Dataset records:

━━━━

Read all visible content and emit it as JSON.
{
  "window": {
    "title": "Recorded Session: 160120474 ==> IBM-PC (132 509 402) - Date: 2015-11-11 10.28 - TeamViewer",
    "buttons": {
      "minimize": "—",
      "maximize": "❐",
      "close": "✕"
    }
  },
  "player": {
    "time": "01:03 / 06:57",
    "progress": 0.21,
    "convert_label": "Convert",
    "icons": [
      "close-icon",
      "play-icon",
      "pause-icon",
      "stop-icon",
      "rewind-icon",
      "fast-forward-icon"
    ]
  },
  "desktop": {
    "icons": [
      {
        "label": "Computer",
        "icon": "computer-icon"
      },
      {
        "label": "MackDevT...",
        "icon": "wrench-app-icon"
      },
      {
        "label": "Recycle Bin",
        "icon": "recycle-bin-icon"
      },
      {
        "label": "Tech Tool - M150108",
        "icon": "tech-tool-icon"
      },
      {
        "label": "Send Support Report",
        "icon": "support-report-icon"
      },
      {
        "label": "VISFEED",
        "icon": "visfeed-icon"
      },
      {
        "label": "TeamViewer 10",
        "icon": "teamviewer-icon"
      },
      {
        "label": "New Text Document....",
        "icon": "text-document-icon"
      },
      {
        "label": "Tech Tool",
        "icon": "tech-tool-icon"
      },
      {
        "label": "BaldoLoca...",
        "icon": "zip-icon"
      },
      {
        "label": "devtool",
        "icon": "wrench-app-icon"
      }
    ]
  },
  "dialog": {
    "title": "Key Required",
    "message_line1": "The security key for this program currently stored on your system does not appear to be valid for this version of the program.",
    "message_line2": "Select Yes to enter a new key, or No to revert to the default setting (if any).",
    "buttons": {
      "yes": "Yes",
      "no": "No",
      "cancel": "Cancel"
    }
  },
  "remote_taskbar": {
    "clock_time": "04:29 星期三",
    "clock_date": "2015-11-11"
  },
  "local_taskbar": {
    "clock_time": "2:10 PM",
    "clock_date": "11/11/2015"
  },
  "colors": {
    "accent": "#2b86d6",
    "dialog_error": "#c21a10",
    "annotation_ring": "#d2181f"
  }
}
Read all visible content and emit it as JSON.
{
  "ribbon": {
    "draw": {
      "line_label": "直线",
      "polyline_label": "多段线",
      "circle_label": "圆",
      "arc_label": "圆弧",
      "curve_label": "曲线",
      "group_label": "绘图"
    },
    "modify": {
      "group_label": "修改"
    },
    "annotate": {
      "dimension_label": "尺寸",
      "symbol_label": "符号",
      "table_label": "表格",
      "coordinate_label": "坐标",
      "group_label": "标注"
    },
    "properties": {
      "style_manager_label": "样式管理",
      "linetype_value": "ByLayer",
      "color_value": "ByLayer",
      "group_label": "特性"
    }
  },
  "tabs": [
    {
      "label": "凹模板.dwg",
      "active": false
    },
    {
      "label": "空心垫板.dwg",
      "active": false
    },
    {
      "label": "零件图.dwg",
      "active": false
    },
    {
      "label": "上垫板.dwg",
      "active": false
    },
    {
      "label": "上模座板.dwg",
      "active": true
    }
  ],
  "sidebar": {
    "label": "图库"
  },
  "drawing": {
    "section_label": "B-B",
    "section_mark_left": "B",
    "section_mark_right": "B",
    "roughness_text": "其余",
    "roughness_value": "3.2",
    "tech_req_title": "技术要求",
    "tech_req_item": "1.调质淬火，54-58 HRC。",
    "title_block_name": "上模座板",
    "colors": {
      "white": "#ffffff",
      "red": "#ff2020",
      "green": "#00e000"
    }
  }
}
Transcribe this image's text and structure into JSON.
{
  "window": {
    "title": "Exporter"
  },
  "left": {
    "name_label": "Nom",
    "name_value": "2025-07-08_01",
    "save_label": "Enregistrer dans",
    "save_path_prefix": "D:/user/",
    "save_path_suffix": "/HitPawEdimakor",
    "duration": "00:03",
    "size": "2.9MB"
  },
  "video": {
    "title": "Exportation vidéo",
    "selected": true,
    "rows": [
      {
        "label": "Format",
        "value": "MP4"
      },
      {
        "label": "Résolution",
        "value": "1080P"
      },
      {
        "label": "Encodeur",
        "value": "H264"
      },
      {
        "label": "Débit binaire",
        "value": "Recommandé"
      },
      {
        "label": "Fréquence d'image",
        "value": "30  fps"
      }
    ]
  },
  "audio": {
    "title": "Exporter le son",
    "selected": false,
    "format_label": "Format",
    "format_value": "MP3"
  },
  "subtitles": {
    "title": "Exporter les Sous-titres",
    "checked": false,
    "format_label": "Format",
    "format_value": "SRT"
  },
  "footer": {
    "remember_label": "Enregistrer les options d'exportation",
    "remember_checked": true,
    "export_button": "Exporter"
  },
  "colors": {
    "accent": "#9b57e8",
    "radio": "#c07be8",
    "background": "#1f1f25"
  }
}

━━━━

* [PROBLEM DESCRIPTION]
Return the material in full, exactly as shown.

* [SOLUTION FOR THIS EXERCISE]
Read all visible content and emit it as JSON.
{
  "window": {
    "title": "Recorded Session: 160120474 ==> IBM-PC (132 509 402) - Date: 2015-11-11 10.28 - TeamViewer",
    "buttons": {
      "minimize": "—",
      "maximize": "❐",
      "close": "✕"
    }
  },
  "player": {
    "time": "01:03 / 06:57",
    "progress": 0.21,
    "convert_label": "Convert",
    "icons": [
      "close-icon",
      "play-icon",
      "pause-icon",
      "stop-icon",
      "rewind-icon",
      "fast-forward-icon"
    ]
  },
  "desktop": {
    "icons": [
      {
        "label": "Computer",
        "icon": "computer-icon"
      },
      {
        "label": "MackDevT...",
        "icon": "wrench-app-icon"
      },
      {
        "label": "Recycle Bin",
        "icon": "recycle-bin-icon"
      },
      {
        "label": "Tech Tool - M150108",
        "icon": "tech-tool-icon"
      },
      {
        "label": "Send Support Report",
        "icon": "support-report-icon"
      },
      {
        "label": "VISFEED",
        "icon": "visfeed-icon"
      },
      {
        "label": "TeamViewer 10",
        "icon": "teamviewer-icon"
      },
      {
        "label": "New Text Document....",
        "icon": "text-document-icon"
      },
      {
        "label": "Tech Tool",
        "icon": "tech-tool-icon"
      },
      {
        "label": "BaldoLoca...",
        "icon": "zip-icon"
      },
      {
        "label": "devtool",
        "icon": "wrench-app-icon"
      }
    ]
  },
  "dialog": {
    "title": "Key Required",
    "message_line1": "The security key for this program currently stored on your system does not appear to be valid for this version of the program.",
    "message_line2": "Select Yes to enter a new key, or No to revert to the default setting (if any).",
    "buttons": {
      "yes": "Yes",
      "no": "No",
      "cancel": "Cancel"
    }
  },
  "remote_taskbar": {
    "clock_time": "04:29 星期三",
    "clock_date": "2015-11-11"
  },
  "local_taskbar": {
    "clock_time": "2:10 PM",
    "clock_date": "11/11/2015"
  },
  "colors": {
    "accent": "#2b86d6",
    "dialog_error": "#c21a10",
    "annotation_ring": "#d2181f"
  }
}
Read all visible content and emit it as JSON.
{
  "ribbon": {
    "draw": {
      "line_label": "直线",
      "polyline_label": "多段线",
      "circle_label": "圆",
      "arc_label": "圆弧",
      "curve_label": "曲线",
      "group_label": "绘图"
    },
    "modify": {
      "group_label": "修改"
    },
    "annotate": {
      "dimension_label": "尺寸",
      "symbol_label": "符号",
      "table_label": "表格",
      "coordinate_label": "坐标",
      "group_label": "标注"
    },
    "properties": {
      "style_manager_label": "样式管理",
      "linetype_value": "ByLayer",
      "color_value": "ByLayer",
      "group_label": "特性"
    }
  },
  "tabs": [
    {
      "label": "凹模板.dwg",
      "active": false
    },
    {
      "label": "空心垫板.dwg",
      "active": false
    },
    {
      "label": "零件图.dwg",
      "active": false
    },
    {
      "label": "上垫板.dwg",
      "active": false
    },
    {
      "label": "上模座板.dwg",
      "active": true
    }
  ],
  "sidebar": {
    "label": "图库"
  },
  "drawing": {
    "section_label": "B-B",
    "section_mark_left": "B",
    "section_mark_right": "B",
    "roughness_text": "其余",
    "roughness_value": "3.2",
    "tech_req_title": "技术要求",
    "tech_req_item": "1.调质淬火，54-58 HRC。",
    "title_block_name": "上模座板",
    "colors": {
      "white": "#ffffff",
      "red": "#ff2020",
      "green": "#00e000"
    }
  }
}
Transcribe this image's text and structure into JSON.
{
  "window": {
    "title": "Exporter"
  },
  "left": {
    "name_label": "Nom",
    "name_value": "2025-07-08_01",
    "save_label": "Enregistrer dans",
    "save_path_prefix": "D:/user/",
    "save_path_suffix": "/HitPawEdimakor",
    "duration": "00:03",
    "size": "2.9MB"
  },
  "video": {
    "title": "Exportation vidéo",
    "selected": true,
    "rows": [
      {
        "label": "Format",
        "value": "MP4"
      },
      {
        "label": "Résolution",
        "value": "1080P"
      },
      {
        "label": "Encodeur",
        "value": "H264"
      },
      {
        "label": "Débit binaire",
        "value": "Recommandé"
      },
      {
        "label": "Fréquence d'image",
        "value": "30  fps"
      }
    ]
  },
  "audio": {
    "title": "Exporter le son",
    "selected": false,
    "format_label": "Format",
    "format_value": "MP3"
  },
  "subtitles": {
    "title": "Exporter les Sous-titres",
    "checked": false,
    "format_label": "Format",
    "format_value": "SRT"
  },
  "footer": {
    "remember_label": "Enregistrer les options d'exportation",
    "remember_checked": true,
    "export_button": "Exporter"
  },
  "colors": {
    "accent": "#9b57e8",
    "radio": "#c07be8",
    "background": "#1f1f25"
  }
}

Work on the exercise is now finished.